* **TASK STATEMENT**: Lines that hold the word "wyjaśnia" should be located and copied.

§ §

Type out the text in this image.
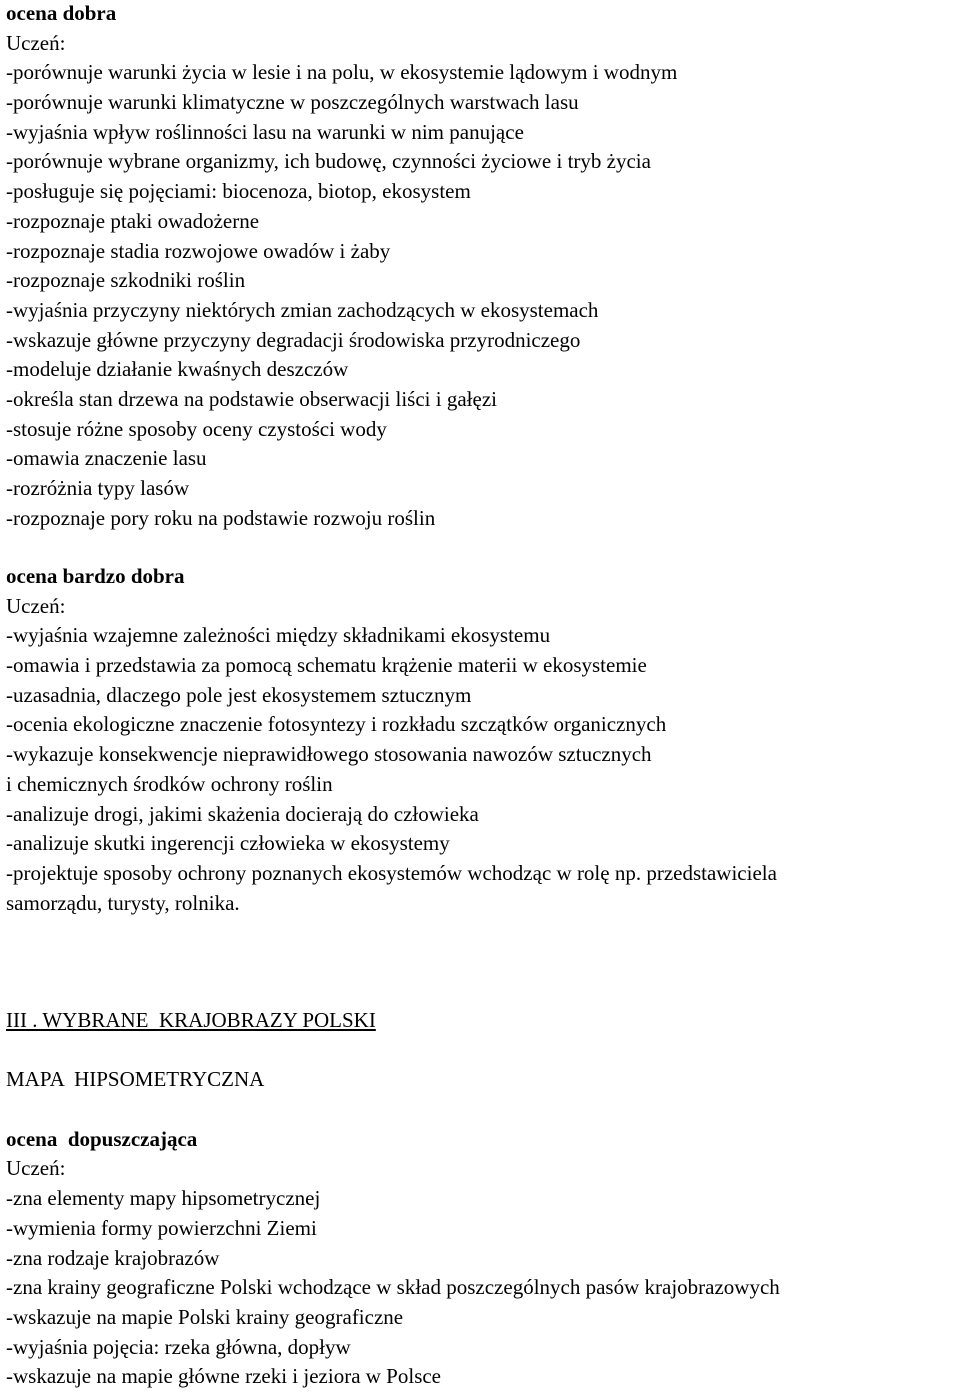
ocena dobra
Uczeń:
-porównuje warunki życia w lesie i na polu, w ekosystemie lądowym i wodnym
-porównuje warunki klimatyczne w poszczególnych warstwach lasu
-wyjaśnia wpływ roślinności lasu na warunki w nim panujące
-porównuje wybrane organizmy, ich budowę, czynności życiowe i tryb życia
-posługuje się pojęciami: biocenoza, biotop, ekosystem
-rozpoznaje ptaki owadożerne
-rozpoznaje stadia rozwojowe owadów i żaby
-rozpoznaje szkodniki roślin
-wyjaśnia przyczyny niektórych zmian zachodzących w ekosystemach
-wskazuje główne przyczyny degradacji środowiska przyrodniczego
-modeluje działanie kwaśnych deszczów
-określa stan drzewa na podstawie obserwacji liści i gałęzi
-stosuje różne sposoby oceny czystości wody
-omawia znaczenie lasu
-rozróżnia typy lasów
-rozpoznaje pory roku na podstawie rozwoju roślin
ocena bardzo dobra
Uczeń:
-wyjaśnia wzajemne zależności między składnikami ekosystemu
-omawia i przedstawia za pomocą schematu krążenie materii w ekosystemie
-uzasadnia, dlaczego pole jest ekosystemem sztucznym
-ocenia ekologiczne znaczenie fotosyntezy i rozkładu szczątków organicznych
-wykazuje konsekwencje nieprawidłowego stosowania nawozów sztucznych
i chemicznych środków ochrony roślin
-analizuje drogi, jakimi skażenia docierają do człowieka
-analizuje skutki ingerencji człowieka w ekosystemy
-projektuje sposoby ochrony poznanych ekosystemów wchodząc w rolę np. przedstawiciela
samorządu, turysty, rolnika.
III . WYBRANE  KRAJOBRAZY POLSKI
MAPA  HIPSOMETRYCZNA
ocena  dopuszczająca
Uczeń:
-zna elementy mapy hipsometrycznej
-wymienia formy powierzchni Ziemi
-zna rodzaje krajobrazów
-zna krainy geograficzne Polski wchodzące w skład poszczególnych pasów krajobrazowych
-wskazuje na mapie Polski krainy geograficzne
-wyjaśnia pojęcia: rzeka główna, dopływ
-wskazuje na mapie główne rzeki i jeziora w Polsce
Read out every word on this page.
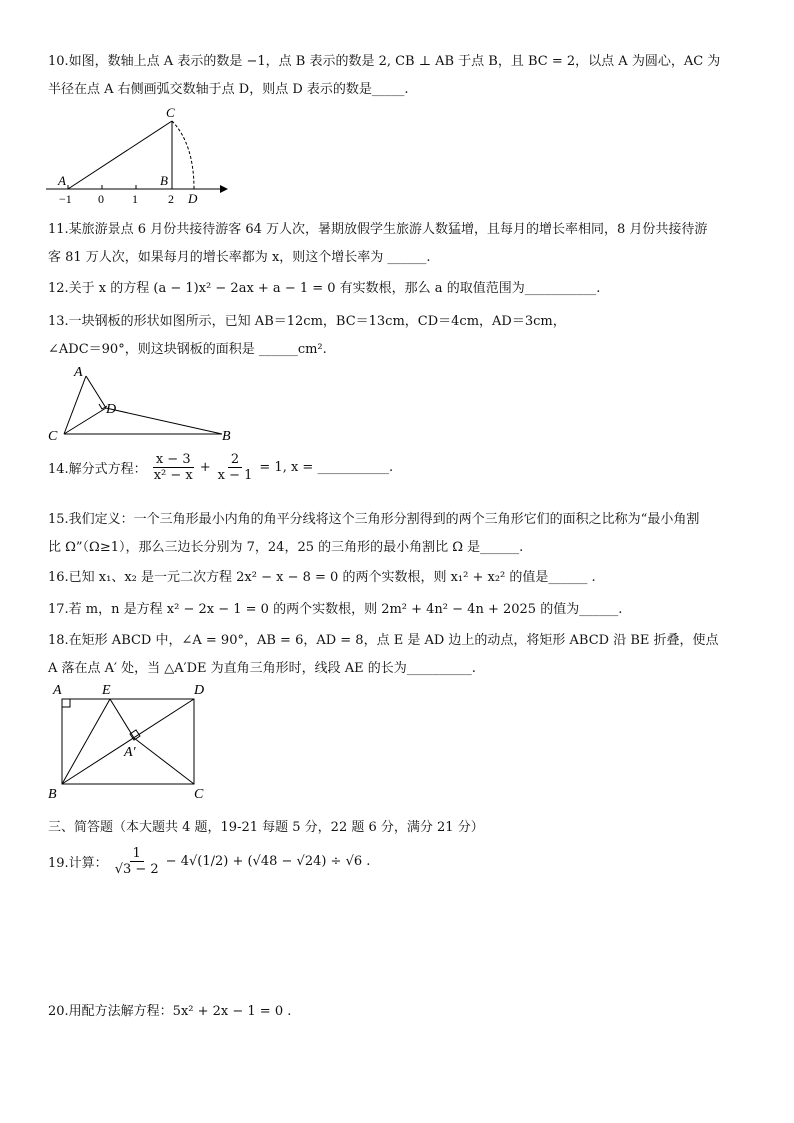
10.如图，数轴上点 A 表示的数是 −1，点 B 表示的数是 2, CB ⊥ AB 于点 B，且 BC = 2，以点 A 为圆心，AC 为
半径在点 A 右侧画弧交数轴于点 D，则点 D 表示的数是_____.
C
A	B
D
−1 0 1	2
11.某旅游景点 6 月份共接待游客 64 万人次，暑期放假学生旅游人数猛增，且每月的增长率相同，8 月份共接待游
客 81 万人次，如果每月的增长率都为 x，则这个增长率为 ______.
12.关于 x 的方程 (a − 1)x² − 2ax + a − 1 = 0 有实数根，那么 a 的取值范围为___________.
13.一块钢板的形状如图所示，已知 AB＝12cm，BC＝13cm，CD＝4cm，AD＝3cm，
∠ADC＝90°，则这块钢板的面积是 ______cm².
A
D
C	B
14.解分式方程： $\frac{x - 3}{\text{x² − x}} + \frac{2}{x - 1} = 1$, x = ___________.
15.我们定义：一个三角形最小内角的角平分线将这个三角形分割得到的两个三角形它们的面积之比称为“最小角割
比 Ω”（Ω≥1），那么三边长分别为 7，24，25 的三角形的最小角割比 Ω 是______.
16.已知 x₁、x₂ 是一元二次方程 2x² − x − 8 = 0 的两个实数根，则 x₁² + x₂² 的值是______ .
17.若 m，n 是方程 x² − 2x − 1 = 0 的两个实数根，则 2m² + 4n² − 4n + 2025 的值为______.
18.在矩形 ABCD 中，∠A = 90°，AB = 6，AD = 8，点 E 是 AD 边上的动点，将矩形 ABCD 沿 BE 折叠，使点
A 落在点 A′ 处，当 △A′DE 为直角三角形时，线段 AE 的长为__________.
A	E	D
A′
B	C
三、简答题（本大题共 4 题，19-21 每题 5 分，22 题 6 分，满分 21 分）
19.计算： $\frac{1}{√3 - 2} - 4√(1/2) + (√48 - √24) \div √6$ .
20.用配方法解方程：5x² + 2x − 1 = 0 .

§ §

* **WORKED ANSWER**:
-wyjaśnia wpływ roślinności lasu na warunki w nim panujące
-wyjaśnia przyczyny niektórych zmian zachodzących w ekosystemach
-wyjaśnia wzajemne zależności między składnikami ekosystemu
-wyjaśnia pojęcia: rzeka główna, dopływ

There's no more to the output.